## ENTRIES PROVIDED
---------------

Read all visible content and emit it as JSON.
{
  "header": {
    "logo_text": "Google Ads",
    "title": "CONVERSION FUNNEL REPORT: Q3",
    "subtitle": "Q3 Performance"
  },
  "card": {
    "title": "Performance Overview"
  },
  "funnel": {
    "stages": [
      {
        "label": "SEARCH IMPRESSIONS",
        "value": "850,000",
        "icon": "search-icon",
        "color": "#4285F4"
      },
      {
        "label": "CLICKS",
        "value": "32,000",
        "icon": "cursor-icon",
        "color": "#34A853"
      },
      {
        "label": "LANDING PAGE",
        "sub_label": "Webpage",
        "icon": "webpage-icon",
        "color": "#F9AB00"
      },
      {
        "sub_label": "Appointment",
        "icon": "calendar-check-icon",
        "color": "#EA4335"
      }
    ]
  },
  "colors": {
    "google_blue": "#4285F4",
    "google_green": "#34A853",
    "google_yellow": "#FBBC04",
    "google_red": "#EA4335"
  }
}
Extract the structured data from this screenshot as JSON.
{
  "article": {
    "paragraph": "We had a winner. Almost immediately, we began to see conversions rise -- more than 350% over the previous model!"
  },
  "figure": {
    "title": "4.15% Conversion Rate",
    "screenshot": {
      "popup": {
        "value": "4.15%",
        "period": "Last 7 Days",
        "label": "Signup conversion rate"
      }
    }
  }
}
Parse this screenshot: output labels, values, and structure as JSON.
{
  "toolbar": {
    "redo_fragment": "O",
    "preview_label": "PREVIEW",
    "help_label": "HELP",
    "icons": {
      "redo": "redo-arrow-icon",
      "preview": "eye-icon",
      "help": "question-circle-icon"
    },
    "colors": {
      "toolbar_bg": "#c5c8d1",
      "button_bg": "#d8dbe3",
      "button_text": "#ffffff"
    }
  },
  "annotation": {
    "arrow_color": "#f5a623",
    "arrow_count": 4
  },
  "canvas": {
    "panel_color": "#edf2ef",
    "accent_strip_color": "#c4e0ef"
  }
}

---------------

Locate "Parse this screenshot: output" in the data above. Then repeat, exactly, its line and each line after it through the last, adding nothing.

## THE ANSWER
Parse this screenshot: output labels, values, and structure as JSON.
{
  "toolbar": {
    "redo_fragment": "O",
    "preview_label": "PREVIEW",
    "help_label": "HELP",
    "icons": {
      "redo": "redo-arrow-icon",
      "preview": "eye-icon",
      "help": "question-circle-icon"
    },
    "colors": {
      "toolbar_bg": "#c5c8d1",
      "button_bg": "#d8dbe3",
      "button_text": "#ffffff"
    }
  },
  "annotation": {
    "arrow_color": "#f5a623",
    "arrow_count": 4
  },
  "canvas": {
    "panel_color": "#edf2ef",
    "accent_strip_color": "#c4e0ef"
  }
}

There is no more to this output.